---- SUPPLIED INFORMATION

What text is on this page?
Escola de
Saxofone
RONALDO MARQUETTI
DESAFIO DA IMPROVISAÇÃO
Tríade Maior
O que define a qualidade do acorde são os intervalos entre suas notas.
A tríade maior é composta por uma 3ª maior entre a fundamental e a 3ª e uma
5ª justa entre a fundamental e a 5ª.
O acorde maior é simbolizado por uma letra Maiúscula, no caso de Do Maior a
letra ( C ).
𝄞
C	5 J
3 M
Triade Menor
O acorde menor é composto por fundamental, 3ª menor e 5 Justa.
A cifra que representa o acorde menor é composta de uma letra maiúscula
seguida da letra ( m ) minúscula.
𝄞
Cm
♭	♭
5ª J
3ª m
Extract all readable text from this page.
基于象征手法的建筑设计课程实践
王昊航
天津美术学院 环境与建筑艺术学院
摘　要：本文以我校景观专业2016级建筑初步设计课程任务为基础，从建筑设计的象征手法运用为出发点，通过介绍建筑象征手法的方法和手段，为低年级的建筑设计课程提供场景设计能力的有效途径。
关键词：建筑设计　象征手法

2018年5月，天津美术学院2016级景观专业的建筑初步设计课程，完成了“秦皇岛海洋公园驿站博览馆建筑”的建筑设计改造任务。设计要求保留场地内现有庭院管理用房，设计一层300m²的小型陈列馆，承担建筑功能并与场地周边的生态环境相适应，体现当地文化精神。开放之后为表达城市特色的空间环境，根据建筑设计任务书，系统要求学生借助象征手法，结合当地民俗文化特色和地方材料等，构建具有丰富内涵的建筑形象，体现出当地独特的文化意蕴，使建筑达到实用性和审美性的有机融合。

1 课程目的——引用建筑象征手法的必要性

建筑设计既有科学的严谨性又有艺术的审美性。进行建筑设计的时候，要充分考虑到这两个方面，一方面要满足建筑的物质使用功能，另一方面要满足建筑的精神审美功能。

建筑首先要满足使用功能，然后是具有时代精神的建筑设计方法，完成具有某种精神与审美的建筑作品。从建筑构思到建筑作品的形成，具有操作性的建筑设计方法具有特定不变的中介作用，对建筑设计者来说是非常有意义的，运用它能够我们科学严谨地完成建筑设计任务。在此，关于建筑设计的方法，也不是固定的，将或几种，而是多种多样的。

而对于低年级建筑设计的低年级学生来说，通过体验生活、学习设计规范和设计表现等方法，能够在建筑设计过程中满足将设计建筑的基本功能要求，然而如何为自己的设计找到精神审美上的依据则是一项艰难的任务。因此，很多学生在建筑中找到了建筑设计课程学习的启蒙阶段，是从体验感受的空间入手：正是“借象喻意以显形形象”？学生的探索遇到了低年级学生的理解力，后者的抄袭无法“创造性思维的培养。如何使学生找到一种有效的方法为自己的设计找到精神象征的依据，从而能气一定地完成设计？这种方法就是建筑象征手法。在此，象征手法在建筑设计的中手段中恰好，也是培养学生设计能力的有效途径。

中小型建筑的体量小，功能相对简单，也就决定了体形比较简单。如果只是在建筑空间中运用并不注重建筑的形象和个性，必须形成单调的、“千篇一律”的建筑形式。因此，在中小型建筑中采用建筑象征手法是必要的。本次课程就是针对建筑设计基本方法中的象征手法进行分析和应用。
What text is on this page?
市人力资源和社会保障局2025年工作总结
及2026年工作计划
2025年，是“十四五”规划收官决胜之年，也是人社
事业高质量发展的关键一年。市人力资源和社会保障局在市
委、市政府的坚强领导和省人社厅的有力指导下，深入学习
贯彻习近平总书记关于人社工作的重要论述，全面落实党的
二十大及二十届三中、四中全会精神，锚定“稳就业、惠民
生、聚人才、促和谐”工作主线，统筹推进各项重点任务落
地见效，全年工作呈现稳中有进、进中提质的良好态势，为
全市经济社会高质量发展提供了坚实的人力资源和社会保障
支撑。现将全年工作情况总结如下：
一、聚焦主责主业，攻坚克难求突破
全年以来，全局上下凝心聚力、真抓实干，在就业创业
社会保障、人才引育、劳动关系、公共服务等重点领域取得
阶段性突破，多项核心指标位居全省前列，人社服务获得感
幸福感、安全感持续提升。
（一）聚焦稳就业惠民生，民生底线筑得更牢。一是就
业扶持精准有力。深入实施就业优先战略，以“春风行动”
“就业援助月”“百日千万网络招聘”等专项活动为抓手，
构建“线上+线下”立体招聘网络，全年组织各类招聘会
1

--------

WHAT YOU ARE ASKED TO DO:
Pull out each line of the entries that contains "composta".

FINISHED TASK:
A tríade maior é composta por uma 3ª maior entre a fundamental e a 3ª e uma
A cifra que representa o acorde menor é composta de uma letra maiúscula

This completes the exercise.